Work instructions: Below are the records. List every line holding the word "sayısının".

Supplied records:

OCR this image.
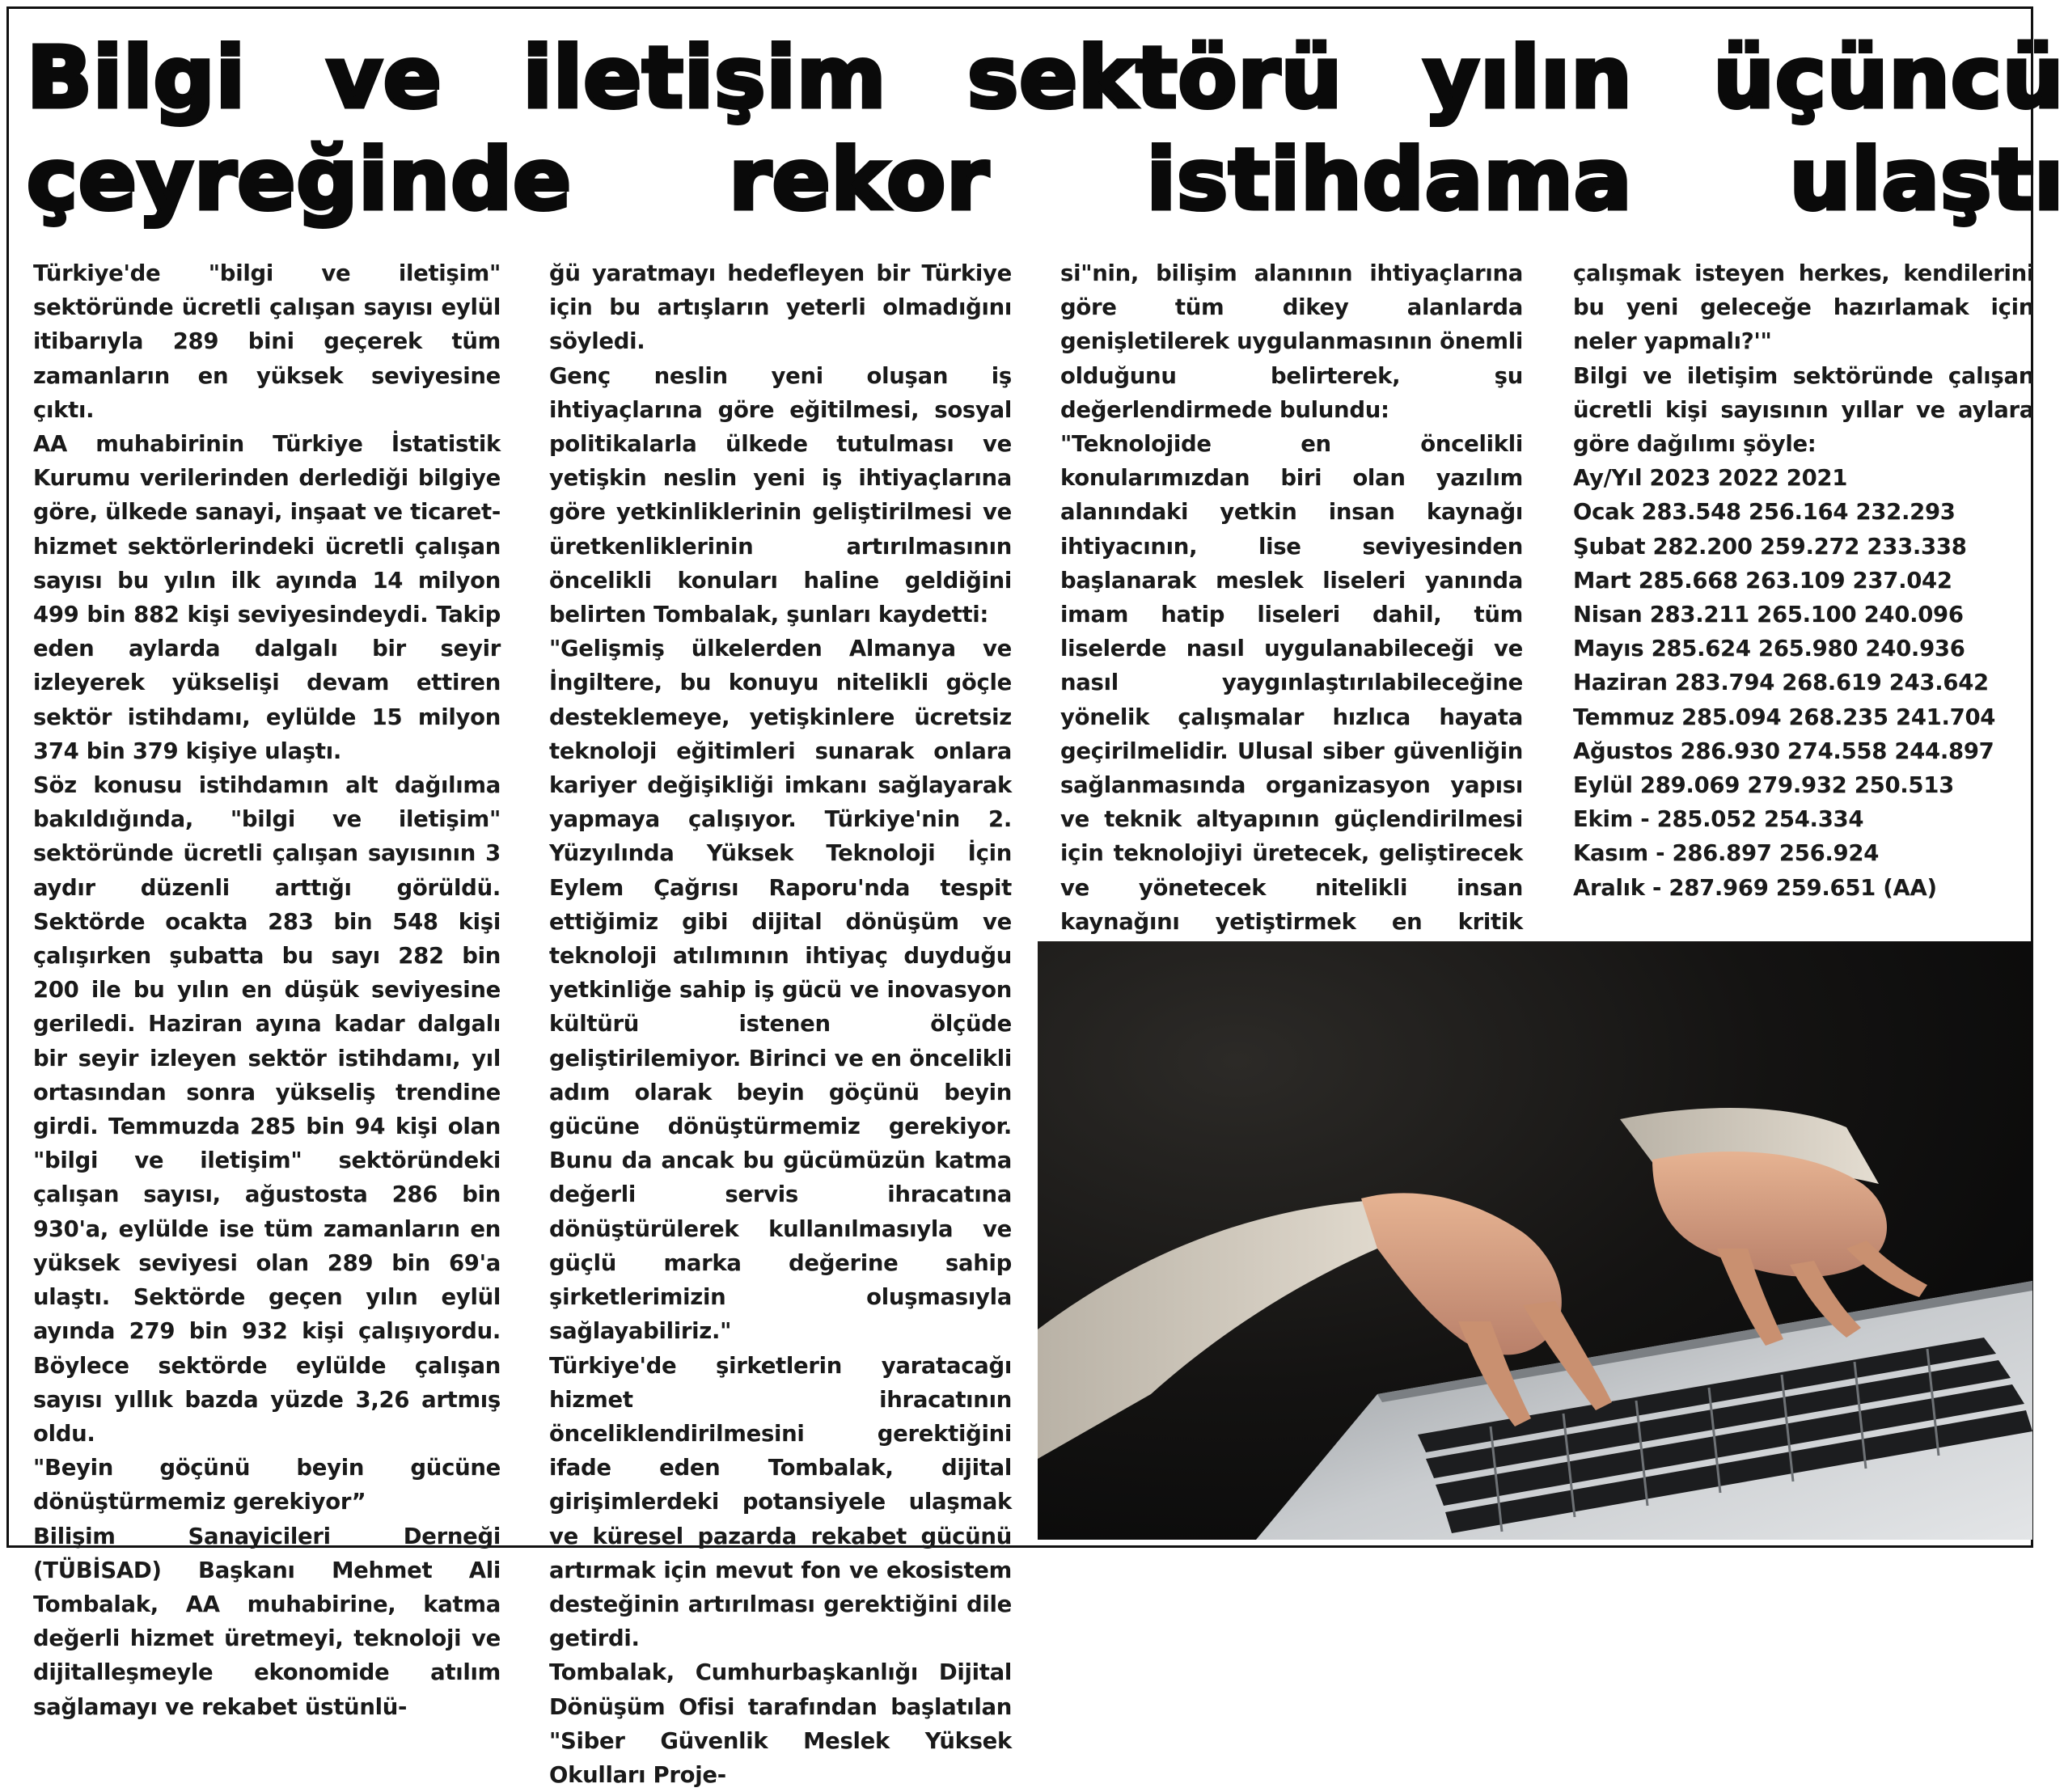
Bilgi ve iletişim sektörü yılın üçüncü
çeyreğinde rekor istihdama ulaştı

Türkiye'de "bilgi ve iletişim" sektöründe ücretli çalışan sayısı eylül itibarıyla 289 bini geçerek tüm zamanların en yüksek seviyesine çıktı.

AA muhabirinin Türkiye İstatistik Kurumu verilerinden derlediği bilgiye göre, ülkede sanayi, inşaat ve ticaret-hizmet sektörlerindeki ücretli çalışan sayısı bu yılın ilk ayında 14 milyon 499 bin 882 kişi seviyesindeydi. Takip eden aylarda dalgalı bir seyir izleyerek yükselişi devam ettiren sektör istihdamı, eylülde 15 milyon 374 bin 379 kişiye ulaştı.

Söz konusu istihdamın alt dağılıma bakıldığında, "bilgi ve iletişim" sektöründe ücretli çalışan sayısının 3 aydır düzenli arttığı görüldü. Sektörde ocakta 283 bin 548 kişi çalışırken şubatta bu sayı 282 bin 200 ile bu yılın en düşük seviyesine geriledi. Haziran ayına kadar dalgalı bir seyir izleyen sektör istihdamı, yıl ortasından sonra yükseliş trendine girdi. Temmuzda 285 bin 94 kişi olan "bilgi ve iletişim" sektöründeki çalışan sayısı, ağustosta 286 bin 930'a, eylülde ise tüm zamanların en yüksek seviyesi olan 289 bin 69'a ulaştı. Sektörde geçen yılın eylül ayında 279 bin 932 kişi çalışıyordu. Böylece sektörde eylülde çalışan sayısı yıllık bazda yüzde 3,26 artmış oldu.

"Beyin göçünü beyin gücüne dönüştürmemiz gerekiyor”

Bilişim Sanayicileri Derneği (TÜBİSAD) Başkanı Mehmet Ali Tombalak, AA muhabirine, katma değerli hizmet üretmeyi, teknoloji ve dijitalleşmeyle ekonomide atılım sağlamayı ve rekabet üstünlü-

ğü yaratmayı hedefleyen bir Türkiye için bu artışların yeterli olmadığını söyledi.

Genç neslin yeni oluşan iş ihtiyaçlarına göre eğitilmesi, sosyal politikalarla ülkede tutulması ve yetişkin neslin yeni iş ihtiyaçlarına göre yetkinliklerinin geliştirilmesi ve üretkenliklerinin artırılmasının öncelikli konuları haline geldiğini belirten Tombalak, şunları kaydetti:

"Gelişmiş ülkelerden Almanya ve İngiltere, bu konuyu nitelikli göçle desteklemeye, yetişkinlere ücretsiz teknoloji eğitimleri sunarak onlara kariyer değişikliği imkanı sağlayarak yapmaya çalışıyor. Türkiye'nin 2. Yüzyılında Yüksek Teknoloji İçin Eylem Çağrısı Raporu'nda tespit ettiğimiz gibi dijital dönüşüm ve teknoloji atılımının ihtiyaç duyduğu yetkinliğe sahip iş gücü ve inovasyon kültürü istenen ölçüde geliştirilemiyor. Birinci ve en öncelikli adım olarak beyin göçünü beyin gücüne dönüştürmemiz gerekiyor. Bunu da ancak bu gücümüzün katma değerli servis ihracatına dönüştürülerek kullanılmasıyla ve güçlü marka değerine sahip şirketlerimizin oluşmasıyla sağlayabiliriz."

Türkiye'de şirketlerin yaratacağı hizmet ihracatının önceliklendirilmesini gerektiğini ifade eden Tombalak, dijital girişimlerdeki potansiyele ulaşmak ve küresel pazarda rekabet gücünü artırmak için mevut fon ve ekosistem desteğinin artırılması gerektiğini dile getirdi.

Tombalak, Cumhurbaşkanlığı Dijital Dönüşüm Ofisi tarafından başlatılan "Siber Güvenlik Meslek Yüksek Okulları Proje-

si"nin, bilişim alanının ihtiyaçlarına göre tüm dikey alanlarda genişletilerek uygulanmasının önemli olduğunu belirterek, şu değerlendirmede bulundu:

"Teknolojide en öncelikli konularımızdan biri olan yazılım alanındaki yetkin insan kaynağı ihtiyacının, lise seviyesinden başlanarak meslek liseleri yanında imam hatip liseleri dahil, tüm liselerde nasıl uygulanabileceği ve nasıl yaygınlaştırılabileceğine yönelik çalışmalar hızlıca hayata geçirilmelidir. Ulusal siber güvenliğin sağlanmasında organizasyon yapısı ve teknik altyapının güçlendirilmesi için teknolojiyi üretecek, geliştirecek ve yönetecek nitelikli insan kaynağını yetiştirmek en kritik

çalışmak isteyen herkes, kendilerini bu yeni geleceğe hazırlamak için neler yapmalı?'"

Bilgi ve iletişim sektöründe çalışan ücretli kişi sayısının yıllar ve aylara göre dağılımı şöyle:

Ay/Yıl 2023 2022 2021

Ocak 283.548 256.164 232.293

Şubat 282.200 259.272 233.338

Mart 285.668 263.109 237.042

Nisan 283.211 265.100 240.096

Mayıs 285.624 265.980 240.936

Haziran 283.794 268.619 243.642

Temmuz 285.094 268.235 241.704

Ağustos 286.930 274.558 244.897

Eylül 289.069 279.932 250.513

Ekim - 285.052 254.334

Kasım - 286.897 256.924

Aralık - 287.969 259.651 (AA)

Complete answer:
Söz konusu istihdamın alt dağılıma bakıldığında, "bilgi ve iletişim" sektöründe ücretli çalışan sayısının 3 aydır düzenli arttığı görüldü. Sektörde ocakta 283 bin 548 kişi çalışırken şubatta bu sayı 282 bin 200 ile bu yılın en düşük seviyesine geriledi. Haziran ayına kadar dalgalı bir seyir izleyen sektör istihdamı, yıl ortasından sonra yükseliş trendine girdi. Temmuzda 285 bin 94 kişi olan "bilgi ve iletişim" sektöründeki çalışan sayısı, ağustosta 286 bin 930'a, eylülde ise tüm zamanların en yüksek seviyesi olan 289 bin 69'a ulaştı. Sektörde geçen yılın eylül ayında 279 bin 932 kişi çalışıyordu. Böylece sektörde eylülde çalışan sayısı yıllık bazda yüzde 3,26 artmış oldu.
Bilgi ve iletişim sektöründe çalışan ücretli kişi sayısının yıllar ve aylara göre dağılımı şöyle:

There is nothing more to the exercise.